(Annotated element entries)

"""

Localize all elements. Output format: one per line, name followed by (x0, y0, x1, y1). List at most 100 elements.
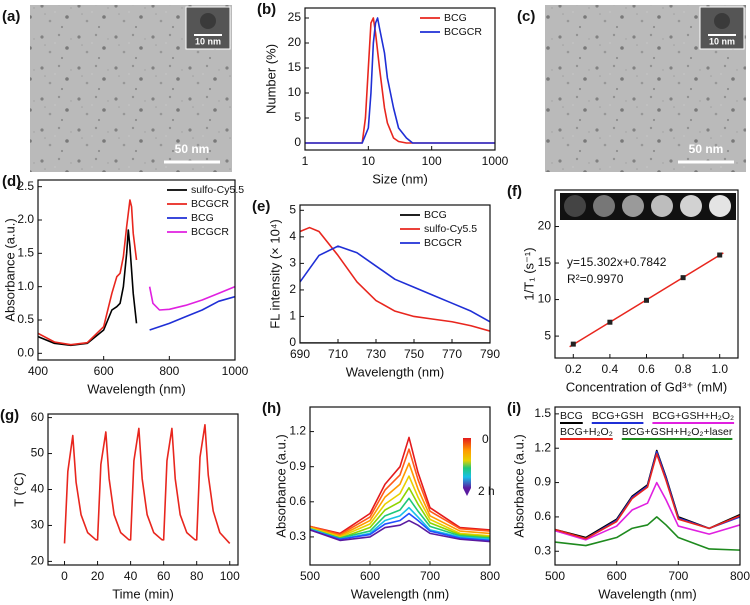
y-tick-label: 1.5 (17, 246, 34, 260)
y-tick-label: 0.6 (534, 509, 551, 523)
x-tick-label: 10 (362, 154, 376, 168)
axes-frame (47, 413, 239, 566)
panel-label: (b) (257, 1, 276, 18)
y-tick-label: 20 (31, 554, 45, 568)
legend-label: BCG+H₂O₂ (560, 426, 613, 438)
y-tick-label: 50 (31, 446, 45, 460)
series-line (305, 17, 495, 144)
series-line (555, 481, 740, 541)
y-tick-label: 0.9 (534, 475, 551, 489)
y-axis-title: T (°C) (11, 472, 26, 507)
x-tick-label: 700 (420, 569, 440, 583)
axes-frame (554, 189, 739, 359)
scale-label: 50 nm (175, 142, 210, 156)
point (607, 319, 613, 325)
axes-frame (554, 406, 741, 566)
y-tick-label: 0.0 (17, 346, 34, 360)
x-tick-label: 750 (404, 347, 424, 361)
inset-scale-label: 10 nm (195, 36, 221, 46)
y-tick-label: 40 (31, 482, 45, 496)
series-line (310, 475, 490, 538)
y-tick-label: 20 (288, 35, 302, 49)
x-axis-title: Wavelength (nm) (87, 381, 186, 396)
point (717, 252, 723, 258)
x-tick-label: 40 (124, 569, 138, 583)
series-line (300, 245, 490, 323)
y-tick-label: 1.5 (534, 406, 551, 420)
series-line (149, 295, 235, 331)
x-tick-label: 1000 (482, 154, 509, 168)
x-tick-label: 800 (730, 569, 750, 583)
panel-label: (g) (0, 407, 19, 424)
series-line (38, 229, 138, 347)
y-tick-label: 3 (289, 256, 296, 270)
y-axis-title: Absorbance (a.u.) (273, 434, 288, 537)
x-axis-title: Wavelength (nm) (598, 586, 697, 601)
x-tick-label: 690 (290, 347, 310, 361)
y-tick-label: 5 (544, 328, 551, 342)
y-tick-label: 4 (289, 229, 296, 243)
y-tick-label: 5 (289, 202, 296, 216)
legend-label: BCG+GSH (592, 410, 644, 422)
panel-label: (e) (252, 198, 270, 215)
y-tick-label: 5 (294, 110, 301, 124)
x-tick-label: 100 (422, 154, 442, 168)
axes-frame (309, 406, 491, 566)
panel-label: (c) (517, 8, 535, 25)
legend-label: sulfo-Cy5.5 (424, 223, 477, 235)
panel-label: (d) (2, 173, 21, 190)
plot-area (300, 226, 490, 343)
scale-label: 50 nm (689, 142, 724, 156)
x-tick-label: 400 (28, 364, 48, 378)
x-axis-title: Size (nm) (372, 171, 428, 186)
x-tick-label: 600 (607, 569, 627, 583)
y-tick-label: 10 (288, 85, 302, 99)
x-tick-label: 500 (300, 569, 320, 583)
x-tick-label: 1000 (222, 364, 249, 378)
x-tick-label: 700 (668, 569, 688, 583)
y-tick-label: 2 (289, 282, 296, 296)
x-tick-label: 1.0 (711, 362, 728, 376)
x-tick-label: 20 (91, 569, 105, 583)
axes-frame (37, 179, 236, 361)
tem-inset-particle (200, 13, 216, 29)
x-tick-label: 790 (480, 347, 500, 361)
plot-area (38, 199, 235, 347)
y-tick-label: 25 (288, 10, 302, 24)
mri-strip (560, 193, 736, 220)
series-line (38, 199, 138, 346)
legend-label: BCG (444, 12, 467, 24)
plot-area (63, 423, 231, 544)
plot-area (305, 17, 495, 144)
x-tick-label: 1 (302, 154, 309, 168)
y-tick-label: 1.2 (289, 424, 306, 438)
series-line (310, 448, 490, 536)
legend-label: BCGCR (424, 237, 462, 249)
legend-label: BCGCR (191, 198, 229, 210)
y-tick-label: 15 (538, 255, 552, 269)
y-axis-title: FL intensity (× 10⁴) (267, 219, 282, 329)
y-tick-label: 0.3 (289, 529, 306, 543)
y-axis-title: Number (%) (263, 44, 278, 114)
legend-label: BCG+GSH+H₂O₂ (652, 410, 734, 422)
panel-label: (i) (507, 400, 521, 417)
legend-label: BCG (191, 212, 214, 224)
x-tick-label: 0.6 (638, 362, 655, 376)
axes-frame (299, 204, 491, 344)
y-tick-label: 0.3 (534, 543, 551, 557)
y-axis-title: Absorbance (a.u.) (2, 218, 17, 321)
x-axis-title: Wavelength (nm) (346, 364, 445, 379)
series-line (310, 512, 490, 542)
series-line (310, 519, 490, 543)
x-axis-title: Time (min) (112, 586, 174, 601)
point (680, 275, 686, 281)
x-tick-label: 0.2 (565, 362, 582, 376)
x-tick-label: 0 (61, 569, 68, 583)
legend-label: BCG (424, 209, 447, 221)
panel-label: (h) (262, 400, 281, 417)
series-line (310, 462, 490, 537)
series-line (310, 436, 490, 535)
y-tick-label: 20 (538, 219, 552, 233)
y-tick-label: 0 (289, 335, 296, 349)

"""

**REQUIREMENT**
Retype every line of the items above word for word, leaving out the pictures.

**TASK OUTPUT**
Localize all elements. Output format: one per line, name followed by (x0, y0, x1, y1). List at most 100 elements.
y-tick-label: 1.5 (17, 246, 34, 260)
y-tick-label: 0.6 (534, 509, 551, 523)
x-tick-label: 10 (362, 154, 376, 168)
axes-frame (47, 413, 239, 566)
panel-label: (b) (257, 1, 276, 18)
y-tick-label: 20 (31, 554, 45, 568)
legend-label: BCG+H₂O₂ (560, 426, 613, 438)
y-tick-label: 50 (31, 446, 45, 460)
series-line (305, 17, 495, 144)
series-line (555, 481, 740, 541)
y-tick-label: 0.9 (534, 475, 551, 489)
y-axis-title: T (°C) (11, 472, 26, 507)
x-tick-label: 700 (420, 569, 440, 583)
axes-frame (554, 189, 739, 359)
scale-label: 50 nm (175, 142, 210, 156)
point (607, 319, 613, 325)
axes-frame (554, 406, 741, 566)
y-tick-label: 0.0 (17, 346, 34, 360)
x-tick-label: 750 (404, 347, 424, 361)
inset-scale-label: 10 nm (195, 36, 221, 46)
y-tick-label: 40 (31, 482, 45, 496)
series-line (310, 475, 490, 538)
y-tick-label: 20 (288, 35, 302, 49)
x-axis-title: Wavelength (nm) (87, 381, 186, 396)
point (717, 252, 723, 258)
x-tick-label: 40 (124, 569, 138, 583)
series-line (300, 245, 490, 323)
y-tick-label: 1.5 (534, 406, 551, 420)
series-line (149, 295, 235, 331)
x-tick-label: 1000 (482, 154, 509, 168)
x-tick-label: 800 (730, 569, 750, 583)
panel-label: (g) (0, 407, 19, 424)
series-line (38, 229, 138, 347)
y-tick-label: 3 (289, 256, 296, 270)
y-axis-title: Absorbance (a.u.) (273, 434, 288, 537)
x-axis-title: Wavelength (nm) (598, 586, 697, 601)
x-tick-label: 690 (290, 347, 310, 361)
y-tick-label: 5 (544, 328, 551, 342)
y-tick-label: 4 (289, 229, 296, 243)
y-tick-label: 5 (289, 202, 296, 216)
legend-label: BCG+GSH (592, 410, 644, 422)
panel-label: (e) (252, 198, 270, 215)
y-tick-label: 5 (294, 110, 301, 124)
x-tick-label: 100 (422, 154, 442, 168)
axes-frame (309, 406, 491, 566)
panel-label: (c) (517, 8, 535, 25)
legend-label: sulfo-Cy5.5 (424, 223, 477, 235)
panel-label: (d) (2, 173, 21, 190)
plot-area (300, 226, 490, 343)
scale-label: 50 nm (689, 142, 724, 156)
x-tick-label: 400 (28, 364, 48, 378)
x-axis-title: Size (nm) (372, 171, 428, 186)
x-tick-label: 600 (607, 569, 627, 583)
y-tick-label: 10 (288, 85, 302, 99)
x-tick-label: 500 (300, 569, 320, 583)
x-tick-label: 1000 (222, 364, 249, 378)
x-tick-label: 700 (668, 569, 688, 583)
y-tick-label: 2 (289, 282, 296, 296)
x-tick-label: 1.0 (711, 362, 728, 376)
x-tick-label: 20 (91, 569, 105, 583)
axes-frame (37, 179, 236, 361)
tem-inset-particle (200, 13, 216, 29)
x-tick-label: 790 (480, 347, 500, 361)
plot-area (38, 199, 235, 347)
y-tick-label: 25 (288, 10, 302, 24)
mri-strip (560, 193, 736, 220)
series-line (38, 199, 138, 346)
legend-label: BCG (444, 12, 467, 24)
plot-area (63, 423, 231, 544)
plot-area (305, 17, 495, 144)
x-tick-label: 1 (302, 154, 309, 168)
y-tick-label: 1.2 (289, 424, 306, 438)
series-line (310, 448, 490, 536)
legend-label: BCGCR (424, 237, 462, 249)
legend-label: BCGCR (191, 198, 229, 210)
y-tick-label: 15 (538, 255, 552, 269)
y-axis-title: FL intensity (× 10⁴) (267, 219, 282, 329)
y-tick-label: 0.3 (289, 529, 306, 543)
y-axis-title: Number (%) (263, 44, 278, 114)
legend-label: BCG+GSH+H₂O₂ (652, 410, 734, 422)
panel-label: (i) (507, 400, 521, 417)
legend-label: BCG (191, 212, 214, 224)
x-tick-label: 0.6 (638, 362, 655, 376)
axes-frame (299, 204, 491, 344)
y-tick-label: 0.3 (534, 543, 551, 557)
y-axis-title: Absorbance (a.u.) (2, 218, 17, 321)
x-axis-title: Wavelength (nm) (346, 364, 445, 379)
series-line (310, 512, 490, 542)
series-line (310, 519, 490, 543)
x-axis-title: Time (min) (112, 586, 174, 601)
point (680, 275, 686, 281)
x-tick-label: 0.2 (565, 362, 582, 376)
x-tick-label: 0 (61, 569, 68, 583)
legend-label: BCG (424, 209, 447, 221)
panel-label: (h) (262, 400, 281, 417)
series-line (310, 462, 490, 537)
series-line (310, 436, 490, 535)
y-tick-label: 20 (538, 219, 552, 233)
y-tick-label: 0 (289, 335, 296, 349)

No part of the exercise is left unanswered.